** Begin **
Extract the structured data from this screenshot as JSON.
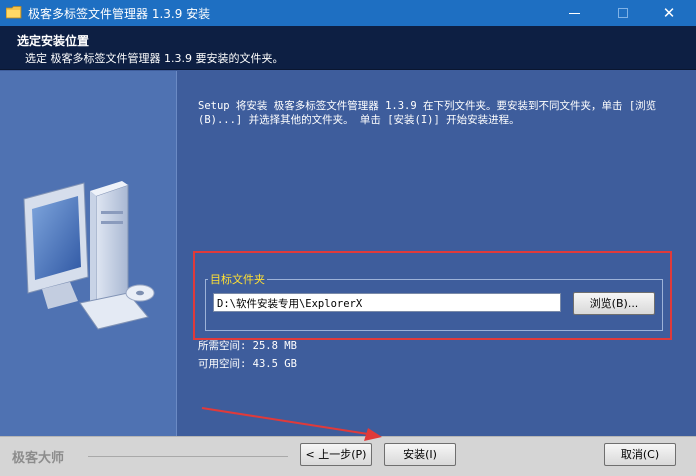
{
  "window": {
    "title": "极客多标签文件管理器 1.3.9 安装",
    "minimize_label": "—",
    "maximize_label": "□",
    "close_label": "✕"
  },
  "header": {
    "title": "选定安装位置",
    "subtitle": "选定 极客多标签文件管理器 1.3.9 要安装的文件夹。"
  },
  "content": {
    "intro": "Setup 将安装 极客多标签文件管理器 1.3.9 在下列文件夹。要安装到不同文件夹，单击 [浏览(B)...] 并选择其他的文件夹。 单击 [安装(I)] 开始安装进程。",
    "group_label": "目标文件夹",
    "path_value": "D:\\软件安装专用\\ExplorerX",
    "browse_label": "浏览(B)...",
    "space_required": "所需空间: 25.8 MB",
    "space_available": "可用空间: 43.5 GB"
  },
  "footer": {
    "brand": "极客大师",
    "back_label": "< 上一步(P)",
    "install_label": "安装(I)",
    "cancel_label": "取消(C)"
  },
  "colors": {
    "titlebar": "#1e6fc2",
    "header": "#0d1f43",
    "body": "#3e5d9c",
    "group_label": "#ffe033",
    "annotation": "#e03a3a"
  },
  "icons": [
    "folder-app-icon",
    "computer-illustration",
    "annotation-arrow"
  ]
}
** End **
__EXERCISE__. Write out the data precisely as given, excluding the pictures.

__PROBLEM SOLUTION__.
Extract the structured data from this screenshot as JSON.
{
  "window": {
    "title": "极客多标签文件管理器 1.3.9 安装",
    "minimize_label": "—",
    "maximize_label": "□",
    "close_label": "✕"
  },
  "header": {
    "title": "选定安装位置",
    "subtitle": "选定 极客多标签文件管理器 1.3.9 要安装的文件夹。"
  },
  "content": {
    "intro": "Setup 将安装 极客多标签文件管理器 1.3.9 在下列文件夹。要安装到不同文件夹，单击 [浏览(B)...] 并选择其他的文件夹。 单击 [安装(I)] 开始安装进程。",
    "group_label": "目标文件夹",
    "path_value": "D:\\软件安装专用\\ExplorerX",
    "browse_label": "浏览(B)...",
    "space_required": "所需空间: 25.8 MB",
    "space_available": "可用空间: 43.5 GB"
  },
  "footer": {
    "brand": "极客大师",
    "back_label": "< 上一步(P)",
    "install_label": "安装(I)",
    "cancel_label": "取消(C)"
  },
  "colors": {
    "titlebar": "#1e6fc2",
    "header": "#0d1f43",
    "body": "#3e5d9c",
    "group_label": "#ffe033",
    "annotation": "#e03a3a"
  },
  "icons": [
    "folder-app-icon",
    "computer-illustration",
    "annotation-arrow"
  ]
}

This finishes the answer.